## start Data to use

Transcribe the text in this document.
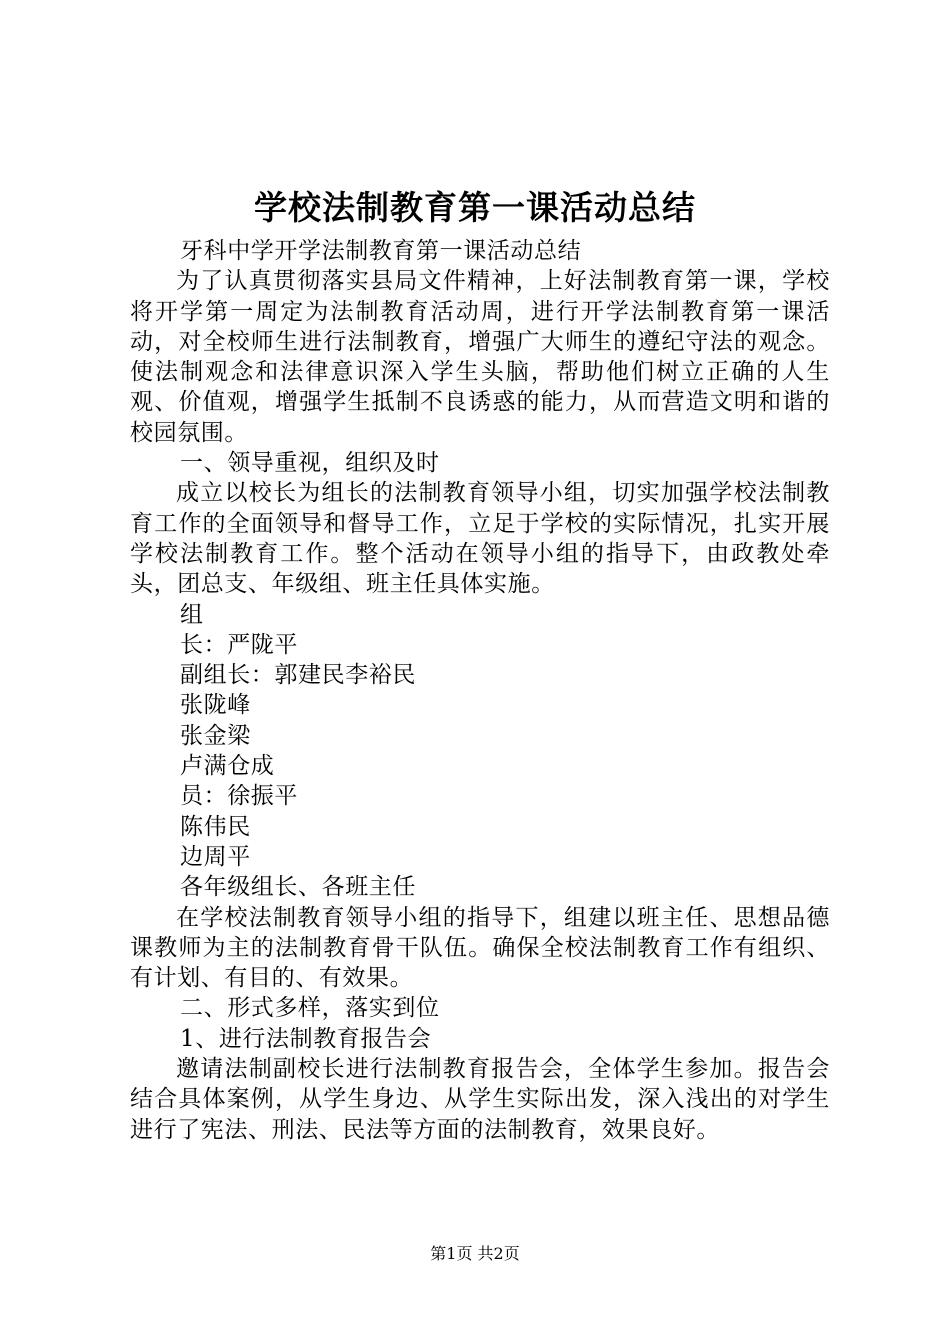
学校法制教育第一课活动总结

牙科中学开学法制教育第一课活动总结

为了认真贯彻落实县局文件精神，上好法制教育第一课，学校将开学第一周定为法制教育活动周，进行开学法制教育第一课活动，对全校师生进行法制教育，增强广大师生的遵纪守法的观念。使法制观念和法律意识深入学生头脑，帮助他们树立正确的人生观、价值观，增强学生抵制不良诱惑的能力，从而营造文明和谐的校园氛围。

一、领导重视，组织及时

成立以校长为组长的法制教育领导小组，切实加强学校法制教育工作的全面领导和督导工作，立足于学校的实际情况，扎实开展学校法制教育工作。整个活动在领导小组的指导下，由政教处牵头，团总支、年级组、班主任具体实施。

组

长：严陇平

副组长：郭建民李裕民

张陇峰

张金梁

卢满仓成

员：徐振平

陈伟民

边周平

各年级组长、各班主任

在学校法制教育领导小组的指导下，组建以班主任、思想品德课教师为主的法制教育骨干队伍。确保全校法制教育工作有组织、有计划、有目的、有效果。

二、形式多样，落实到位

1、进行法制教育报告会

邀请法制副校长进行法制教育报告会，全体学生参加。报告会结合具体案例，从学生身边、从学生实际出发，深入浅出的对学生进行了宪法、刑法、民法等方面的法制教育，效果良好。

第1页 共2页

## end Data to use

# Objective
Reproduce the entries above word for word. Pictures stay out.

# The output
Transcribe the text in this document.
学校法制教育第一课活动总结

牙科中学开学法制教育第一课活动总结

为了认真贯彻落实县局文件精神，上好法制教育第一课，学校将开学第一周定为法制教育活动周，进行开学法制教育第一课活动，对全校师生进行法制教育，增强广大师生的遵纪守法的观念。使法制观念和法律意识深入学生头脑，帮助他们树立正确的人生观、价值观，增强学生抵制不良诱惑的能力，从而营造文明和谐的校园氛围。

一、领导重视，组织及时

成立以校长为组长的法制教育领导小组，切实加强学校法制教育工作的全面领导和督导工作，立足于学校的实际情况，扎实开展学校法制教育工作。整个活动在领导小组的指导下，由政教处牵头，团总支、年级组、班主任具体实施。

组

长：严陇平

副组长：郭建民李裕民

张陇峰

张金梁

卢满仓成

员：徐振平

陈伟民

边周平

各年级组长、各班主任

在学校法制教育领导小组的指导下，组建以班主任、思想品德课教师为主的法制教育骨干队伍。确保全校法制教育工作有组织、有计划、有目的、有效果。

二、形式多样，落实到位

1、进行法制教育报告会

邀请法制副校长进行法制教育报告会，全体学生参加。报告会结合具体案例，从学生身边、从学生实际出发，深入浅出的对学生进行了宪法、刑法、民法等方面的法制教育，效果良好。

第1页 共2页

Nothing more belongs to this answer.